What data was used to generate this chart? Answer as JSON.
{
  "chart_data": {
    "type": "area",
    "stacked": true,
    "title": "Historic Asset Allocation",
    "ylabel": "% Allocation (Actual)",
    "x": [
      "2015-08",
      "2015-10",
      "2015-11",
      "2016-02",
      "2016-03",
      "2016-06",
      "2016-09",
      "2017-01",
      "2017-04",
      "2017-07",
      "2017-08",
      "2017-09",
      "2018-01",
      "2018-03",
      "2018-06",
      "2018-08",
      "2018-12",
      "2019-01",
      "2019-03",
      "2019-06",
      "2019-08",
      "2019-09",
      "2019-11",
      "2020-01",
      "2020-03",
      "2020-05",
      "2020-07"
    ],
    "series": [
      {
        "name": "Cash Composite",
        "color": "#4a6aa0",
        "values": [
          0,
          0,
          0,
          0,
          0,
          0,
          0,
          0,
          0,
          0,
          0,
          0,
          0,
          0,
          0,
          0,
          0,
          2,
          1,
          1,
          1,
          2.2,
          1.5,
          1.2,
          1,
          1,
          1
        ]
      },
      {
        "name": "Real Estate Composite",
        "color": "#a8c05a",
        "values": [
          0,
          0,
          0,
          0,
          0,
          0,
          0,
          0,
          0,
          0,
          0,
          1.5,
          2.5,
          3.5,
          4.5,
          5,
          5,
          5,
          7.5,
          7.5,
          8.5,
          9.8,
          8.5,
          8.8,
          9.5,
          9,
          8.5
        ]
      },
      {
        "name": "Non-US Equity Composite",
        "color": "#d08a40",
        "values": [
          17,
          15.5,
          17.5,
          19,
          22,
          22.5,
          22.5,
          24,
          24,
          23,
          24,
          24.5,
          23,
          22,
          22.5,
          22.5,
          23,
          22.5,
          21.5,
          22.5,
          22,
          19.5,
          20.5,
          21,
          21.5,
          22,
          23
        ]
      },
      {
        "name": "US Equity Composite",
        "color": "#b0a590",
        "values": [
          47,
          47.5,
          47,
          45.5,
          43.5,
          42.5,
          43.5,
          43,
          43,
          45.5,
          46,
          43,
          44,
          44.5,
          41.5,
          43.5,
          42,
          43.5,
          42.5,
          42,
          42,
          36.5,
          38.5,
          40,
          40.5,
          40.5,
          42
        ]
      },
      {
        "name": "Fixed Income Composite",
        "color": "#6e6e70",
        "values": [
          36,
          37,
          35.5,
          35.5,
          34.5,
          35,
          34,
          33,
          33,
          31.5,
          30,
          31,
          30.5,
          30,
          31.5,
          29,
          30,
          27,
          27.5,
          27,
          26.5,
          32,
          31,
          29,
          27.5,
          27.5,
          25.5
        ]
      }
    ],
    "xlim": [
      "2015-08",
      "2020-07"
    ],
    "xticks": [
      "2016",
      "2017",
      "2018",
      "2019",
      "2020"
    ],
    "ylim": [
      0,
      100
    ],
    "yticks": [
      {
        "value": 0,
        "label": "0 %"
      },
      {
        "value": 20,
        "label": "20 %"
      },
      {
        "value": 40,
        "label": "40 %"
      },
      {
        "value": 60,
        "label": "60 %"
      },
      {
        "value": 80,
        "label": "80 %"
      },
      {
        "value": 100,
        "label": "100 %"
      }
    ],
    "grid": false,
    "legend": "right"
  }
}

> What you have to do
Where a line in the entries holds "Equity", copy that line.

> The output
        "name": "Non-US Equity Composite",
        "name": "US Equity Composite",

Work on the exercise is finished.